- [TASK STATEMENT]
Omit every picture and return the rest of the data unaltered.

Figure record extracts:
(begin)

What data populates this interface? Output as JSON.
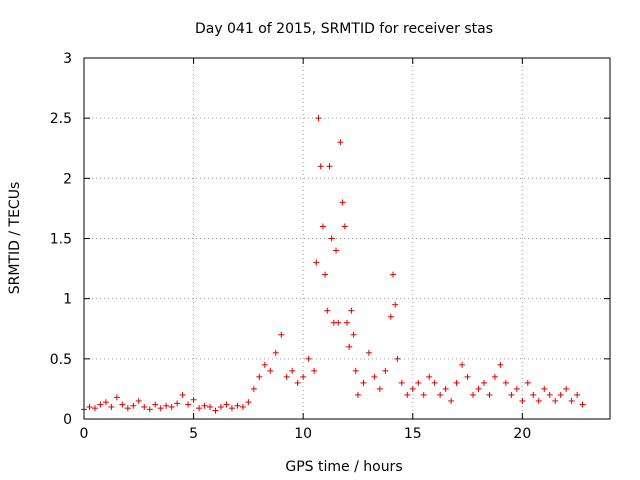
{
  "chart_data": {
    "type": "scatter",
    "title": "Day 041 of 2015, SRMTID for receiver stas",
    "xlabel": "GPS time / hours",
    "ylabel": "SRMTID / TECUs",
    "xlim": [
      0,
      24
    ],
    "ylim": [
      0,
      3
    ],
    "xticks": [
      0,
      5,
      10,
      15,
      20
    ],
    "yticks": [
      0,
      0.5,
      1,
      1.5,
      2,
      2.5,
      3
    ],
    "xtick_labels": [
      "0",
      "5",
      "10",
      "15",
      "20"
    ],
    "ytick_labels": [
      "0",
      "0.5",
      "1",
      "1.5",
      "2",
      "2.5",
      "3"
    ],
    "grid": true,
    "marker": "+",
    "color": "#e00000",
    "series": [
      {
        "name": "SRMTID",
        "x": [
          0.0,
          0.25,
          0.5,
          0.75,
          1.0,
          1.25,
          1.5,
          1.75,
          2.0,
          2.25,
          2.5,
          2.75,
          3.0,
          3.25,
          3.5,
          3.75,
          4.0,
          4.25,
          4.5,
          4.75,
          5.0,
          5.25,
          5.5,
          5.75,
          6.0,
          6.25,
          6.5,
          6.75,
          7.0,
          7.25,
          7.5,
          7.75,
          8.0,
          8.25,
          8.5,
          8.75,
          9.0,
          9.25,
          9.5,
          9.75,
          10.0,
          10.25,
          10.5,
          10.6,
          10.7,
          10.8,
          10.9,
          11.0,
          11.1,
          11.2,
          11.3,
          11.4,
          11.5,
          11.6,
          11.7,
          11.8,
          11.9,
          12.0,
          12.1,
          12.2,
          12.3,
          12.4,
          12.5,
          12.75,
          13.0,
          13.25,
          13.5,
          13.75,
          14.0,
          14.1,
          14.2,
          14.3,
          14.5,
          14.75,
          15.0,
          15.25,
          15.5,
          15.75,
          16.0,
          16.25,
          16.5,
          16.75,
          17.0,
          17.25,
          17.5,
          17.75,
          18.0,
          18.25,
          18.5,
          18.75,
          19.0,
          19.25,
          19.5,
          19.75,
          20.0,
          20.25,
          20.5,
          20.75,
          21.0,
          21.25,
          21.5,
          21.75,
          22.0,
          22.25,
          22.5,
          22.75
        ],
        "y": [
          0.08,
          0.1,
          0.09,
          0.12,
          0.14,
          0.1,
          0.18,
          0.12,
          0.09,
          0.11,
          0.15,
          0.1,
          0.08,
          0.12,
          0.09,
          0.11,
          0.1,
          0.13,
          0.2,
          0.12,
          0.16,
          0.09,
          0.11,
          0.1,
          0.07,
          0.1,
          0.12,
          0.09,
          0.11,
          0.1,
          0.14,
          0.25,
          0.35,
          0.45,
          0.4,
          0.55,
          0.7,
          0.35,
          0.4,
          0.3,
          0.35,
          0.5,
          0.4,
          1.3,
          2.5,
          2.1,
          1.6,
          1.2,
          0.9,
          2.1,
          1.5,
          0.8,
          1.4,
          0.8,
          2.3,
          1.8,
          1.6,
          0.8,
          0.6,
          0.9,
          0.7,
          0.4,
          0.2,
          0.3,
          0.55,
          0.35,
          0.25,
          0.4,
          0.85,
          1.2,
          0.95,
          0.5,
          0.3,
          0.2,
          0.25,
          0.3,
          0.2,
          0.35,
          0.3,
          0.2,
          0.25,
          0.15,
          0.3,
          0.45,
          0.35,
          0.2,
          0.25,
          0.3,
          0.2,
          0.35,
          0.45,
          0.3,
          0.2,
          0.25,
          0.15,
          0.3,
          0.2,
          0.15,
          0.25,
          0.2,
          0.15,
          0.2,
          0.25,
          0.15,
          0.2,
          0.12
        ]
      }
    ]
  }
}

(end)

- [TASK RESULT]
What data populates this interface? Output as JSON.
{
  "chart_data": {
    "type": "scatter",
    "title": "Day 041 of 2015, SRMTID for receiver stas",
    "xlabel": "GPS time / hours",
    "ylabel": "SRMTID / TECUs",
    "xlim": [
      0,
      24
    ],
    "ylim": [
      0,
      3
    ],
    "xticks": [
      0,
      5,
      10,
      15,
      20
    ],
    "yticks": [
      0,
      0.5,
      1,
      1.5,
      2,
      2.5,
      3
    ],
    "xtick_labels": [
      "0",
      "5",
      "10",
      "15",
      "20"
    ],
    "ytick_labels": [
      "0",
      "0.5",
      "1",
      "1.5",
      "2",
      "2.5",
      "3"
    ],
    "grid": true,
    "marker": "+",
    "color": "#e00000",
    "series": [
      {
        "name": "SRMTID",
        "x": [
          0.0,
          0.25,
          0.5,
          0.75,
          1.0,
          1.25,
          1.5,
          1.75,
          2.0,
          2.25,
          2.5,
          2.75,
          3.0,
          3.25,
          3.5,
          3.75,
          4.0,
          4.25,
          4.5,
          4.75,
          5.0,
          5.25,
          5.5,
          5.75,
          6.0,
          6.25,
          6.5,
          6.75,
          7.0,
          7.25,
          7.5,
          7.75,
          8.0,
          8.25,
          8.5,
          8.75,
          9.0,
          9.25,
          9.5,
          9.75,
          10.0,
          10.25,
          10.5,
          10.6,
          10.7,
          10.8,
          10.9,
          11.0,
          11.1,
          11.2,
          11.3,
          11.4,
          11.5,
          11.6,
          11.7,
          11.8,
          11.9,
          12.0,
          12.1,
          12.2,
          12.3,
          12.4,
          12.5,
          12.75,
          13.0,
          13.25,
          13.5,
          13.75,
          14.0,
          14.1,
          14.2,
          14.3,
          14.5,
          14.75,
          15.0,
          15.25,
          15.5,
          15.75,
          16.0,
          16.25,
          16.5,
          16.75,
          17.0,
          17.25,
          17.5,
          17.75,
          18.0,
          18.25,
          18.5,
          18.75,
          19.0,
          19.25,
          19.5,
          19.75,
          20.0,
          20.25,
          20.5,
          20.75,
          21.0,
          21.25,
          21.5,
          21.75,
          22.0,
          22.25,
          22.5,
          22.75
        ],
        "y": [
          0.08,
          0.1,
          0.09,
          0.12,
          0.14,
          0.1,
          0.18,
          0.12,
          0.09,
          0.11,
          0.15,
          0.1,
          0.08,
          0.12,
          0.09,
          0.11,
          0.1,
          0.13,
          0.2,
          0.12,
          0.16,
          0.09,
          0.11,
          0.1,
          0.07,
          0.1,
          0.12,
          0.09,
          0.11,
          0.1,
          0.14,
          0.25,
          0.35,
          0.45,
          0.4,
          0.55,
          0.7,
          0.35,
          0.4,
          0.3,
          0.35,
          0.5,
          0.4,
          1.3,
          2.5,
          2.1,
          1.6,
          1.2,
          0.9,
          2.1,
          1.5,
          0.8,
          1.4,
          0.8,
          2.3,
          1.8,
          1.6,
          0.8,
          0.6,
          0.9,
          0.7,
          0.4,
          0.2,
          0.3,
          0.55,
          0.35,
          0.25,
          0.4,
          0.85,
          1.2,
          0.95,
          0.5,
          0.3,
          0.2,
          0.25,
          0.3,
          0.2,
          0.35,
          0.3,
          0.2,
          0.25,
          0.15,
          0.3,
          0.45,
          0.35,
          0.2,
          0.25,
          0.3,
          0.2,
          0.35,
          0.45,
          0.3,
          0.2,
          0.25,
          0.15,
          0.3,
          0.2,
          0.15,
          0.25,
          0.2,
          0.15,
          0.2,
          0.25,
          0.15,
          0.2,
          0.12
        ]
      }
    ]
  }
}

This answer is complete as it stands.